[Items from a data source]

-----

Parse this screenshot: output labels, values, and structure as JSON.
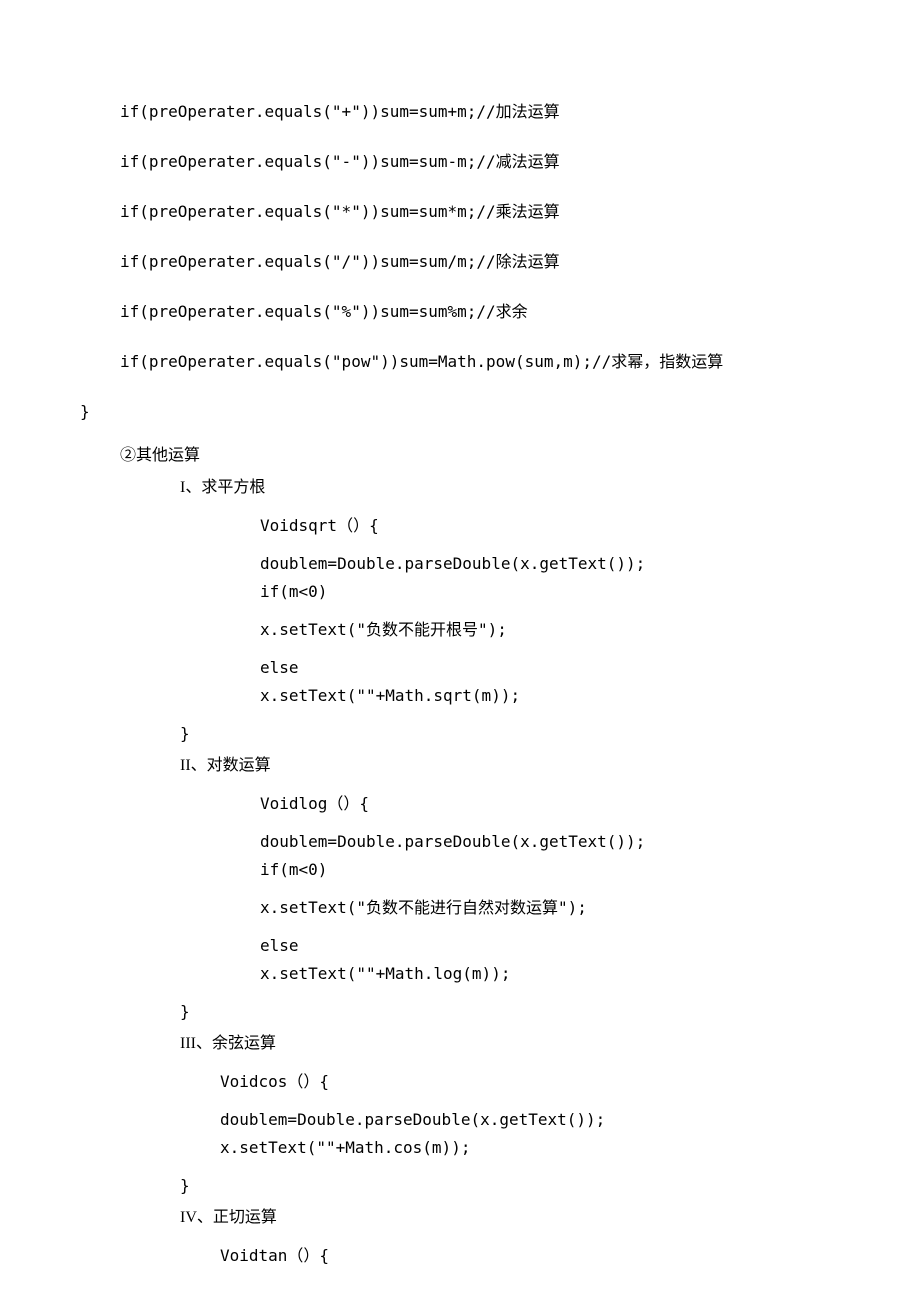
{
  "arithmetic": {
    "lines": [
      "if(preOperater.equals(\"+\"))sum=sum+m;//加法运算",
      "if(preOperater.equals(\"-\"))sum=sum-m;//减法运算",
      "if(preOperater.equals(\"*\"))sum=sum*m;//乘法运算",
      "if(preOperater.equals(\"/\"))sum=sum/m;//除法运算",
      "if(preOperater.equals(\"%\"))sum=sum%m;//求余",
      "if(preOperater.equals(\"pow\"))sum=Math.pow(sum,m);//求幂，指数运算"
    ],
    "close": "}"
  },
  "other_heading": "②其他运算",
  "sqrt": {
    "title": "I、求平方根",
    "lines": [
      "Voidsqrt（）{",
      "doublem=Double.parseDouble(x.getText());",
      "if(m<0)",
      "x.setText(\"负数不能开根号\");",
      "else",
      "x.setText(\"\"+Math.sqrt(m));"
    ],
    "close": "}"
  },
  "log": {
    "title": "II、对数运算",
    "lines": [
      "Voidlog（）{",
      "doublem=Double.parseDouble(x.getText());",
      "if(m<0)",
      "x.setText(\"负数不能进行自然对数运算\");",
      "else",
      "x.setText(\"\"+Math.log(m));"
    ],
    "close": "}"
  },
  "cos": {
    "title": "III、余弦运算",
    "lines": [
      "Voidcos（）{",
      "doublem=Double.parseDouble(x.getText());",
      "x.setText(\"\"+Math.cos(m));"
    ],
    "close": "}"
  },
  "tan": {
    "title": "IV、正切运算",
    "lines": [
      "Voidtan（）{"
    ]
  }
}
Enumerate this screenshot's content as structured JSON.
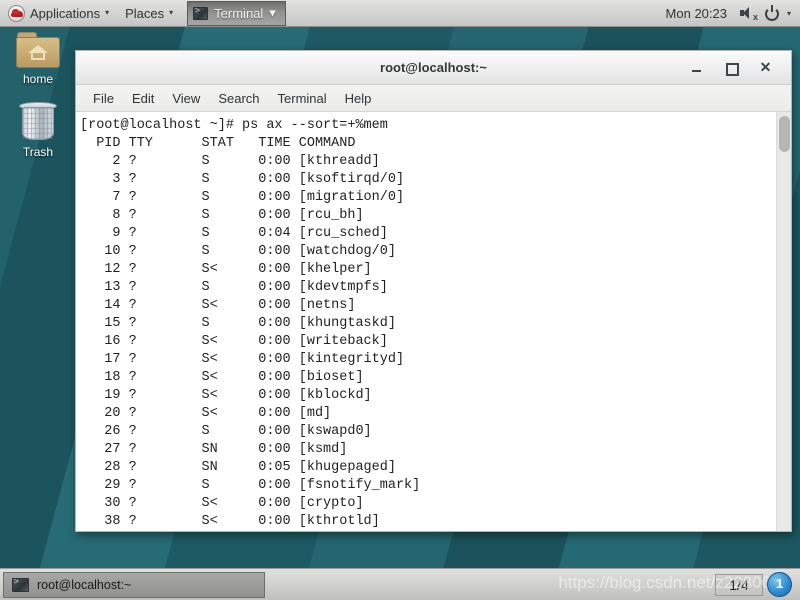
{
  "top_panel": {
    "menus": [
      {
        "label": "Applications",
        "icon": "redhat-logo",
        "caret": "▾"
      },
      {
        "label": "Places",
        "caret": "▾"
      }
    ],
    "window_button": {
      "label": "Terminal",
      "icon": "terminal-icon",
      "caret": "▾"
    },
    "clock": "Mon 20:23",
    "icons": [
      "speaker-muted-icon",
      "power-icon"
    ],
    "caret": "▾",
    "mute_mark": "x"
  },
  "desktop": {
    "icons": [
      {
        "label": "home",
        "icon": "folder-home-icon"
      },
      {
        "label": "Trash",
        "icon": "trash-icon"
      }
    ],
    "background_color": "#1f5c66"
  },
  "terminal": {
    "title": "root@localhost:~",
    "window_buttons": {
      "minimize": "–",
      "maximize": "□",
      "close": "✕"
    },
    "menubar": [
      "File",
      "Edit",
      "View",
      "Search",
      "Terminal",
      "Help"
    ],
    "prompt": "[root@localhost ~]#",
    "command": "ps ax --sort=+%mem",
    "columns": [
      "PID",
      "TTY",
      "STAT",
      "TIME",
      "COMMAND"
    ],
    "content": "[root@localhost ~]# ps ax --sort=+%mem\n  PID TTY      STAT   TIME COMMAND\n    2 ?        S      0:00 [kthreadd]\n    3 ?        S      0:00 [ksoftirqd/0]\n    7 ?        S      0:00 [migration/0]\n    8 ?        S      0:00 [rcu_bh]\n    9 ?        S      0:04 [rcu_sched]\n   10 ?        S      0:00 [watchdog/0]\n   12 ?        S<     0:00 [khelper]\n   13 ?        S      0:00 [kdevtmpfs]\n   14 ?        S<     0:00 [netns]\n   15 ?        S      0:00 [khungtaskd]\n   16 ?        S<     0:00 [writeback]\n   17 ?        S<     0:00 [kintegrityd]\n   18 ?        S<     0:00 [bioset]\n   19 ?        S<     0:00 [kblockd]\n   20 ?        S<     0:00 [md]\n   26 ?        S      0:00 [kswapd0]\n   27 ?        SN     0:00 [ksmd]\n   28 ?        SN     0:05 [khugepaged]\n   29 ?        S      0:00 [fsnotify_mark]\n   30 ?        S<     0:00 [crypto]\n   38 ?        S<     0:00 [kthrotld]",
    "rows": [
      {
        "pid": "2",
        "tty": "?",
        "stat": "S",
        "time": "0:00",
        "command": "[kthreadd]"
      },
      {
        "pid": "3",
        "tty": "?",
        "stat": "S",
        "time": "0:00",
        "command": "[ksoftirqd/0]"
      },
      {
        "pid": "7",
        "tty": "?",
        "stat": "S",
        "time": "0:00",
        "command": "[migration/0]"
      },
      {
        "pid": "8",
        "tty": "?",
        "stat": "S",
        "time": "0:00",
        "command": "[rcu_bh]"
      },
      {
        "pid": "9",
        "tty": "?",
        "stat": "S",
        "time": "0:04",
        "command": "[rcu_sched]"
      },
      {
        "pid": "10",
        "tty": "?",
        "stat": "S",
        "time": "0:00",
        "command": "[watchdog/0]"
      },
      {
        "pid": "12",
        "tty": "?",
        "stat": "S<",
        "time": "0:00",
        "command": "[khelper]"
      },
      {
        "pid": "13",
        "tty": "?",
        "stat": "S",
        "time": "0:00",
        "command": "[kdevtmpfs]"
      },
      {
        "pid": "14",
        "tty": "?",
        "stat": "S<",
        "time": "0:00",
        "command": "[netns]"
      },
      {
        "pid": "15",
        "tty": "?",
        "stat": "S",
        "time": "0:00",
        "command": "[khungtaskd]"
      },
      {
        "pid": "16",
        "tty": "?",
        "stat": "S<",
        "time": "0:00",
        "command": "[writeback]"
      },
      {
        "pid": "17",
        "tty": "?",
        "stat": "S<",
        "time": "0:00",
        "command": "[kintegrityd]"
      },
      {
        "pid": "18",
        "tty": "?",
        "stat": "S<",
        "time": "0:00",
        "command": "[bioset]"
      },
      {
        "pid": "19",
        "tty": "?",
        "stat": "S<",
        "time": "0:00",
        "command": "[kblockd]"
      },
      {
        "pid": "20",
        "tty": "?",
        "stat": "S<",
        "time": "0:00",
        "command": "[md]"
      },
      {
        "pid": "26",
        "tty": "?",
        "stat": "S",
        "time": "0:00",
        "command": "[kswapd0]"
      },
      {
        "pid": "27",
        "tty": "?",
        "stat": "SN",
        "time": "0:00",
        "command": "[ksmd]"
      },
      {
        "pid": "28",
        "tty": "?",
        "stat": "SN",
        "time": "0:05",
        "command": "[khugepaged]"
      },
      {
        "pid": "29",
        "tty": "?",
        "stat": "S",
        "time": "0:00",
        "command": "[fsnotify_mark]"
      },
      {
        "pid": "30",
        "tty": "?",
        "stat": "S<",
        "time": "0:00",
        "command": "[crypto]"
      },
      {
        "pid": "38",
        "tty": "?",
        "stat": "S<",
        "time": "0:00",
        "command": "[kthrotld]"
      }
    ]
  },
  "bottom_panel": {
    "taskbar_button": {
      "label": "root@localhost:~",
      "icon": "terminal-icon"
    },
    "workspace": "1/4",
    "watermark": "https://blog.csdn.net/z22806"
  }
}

-----

Gather up every line in the data above that contains the word "preOperater", copying each one.

◆ ANSWER BELOW ◆
      "if(preOperater.equals(\"+\"))sum=sum+m;//加法运算",
      "if(preOperater.equals(\"-\"))sum=sum-m;//减法运算",
      "if(preOperater.equals(\"*\"))sum=sum*m;//乘法运算",
      "if(preOperater.equals(\"/\"))sum=sum/m;//除法运算",
      "if(preOperater.equals(\"%\"))sum=sum%m;//求余",
      "if(preOperater.equals(\"pow\"))sum=Math.pow(sum,m);//求幂，指数运算"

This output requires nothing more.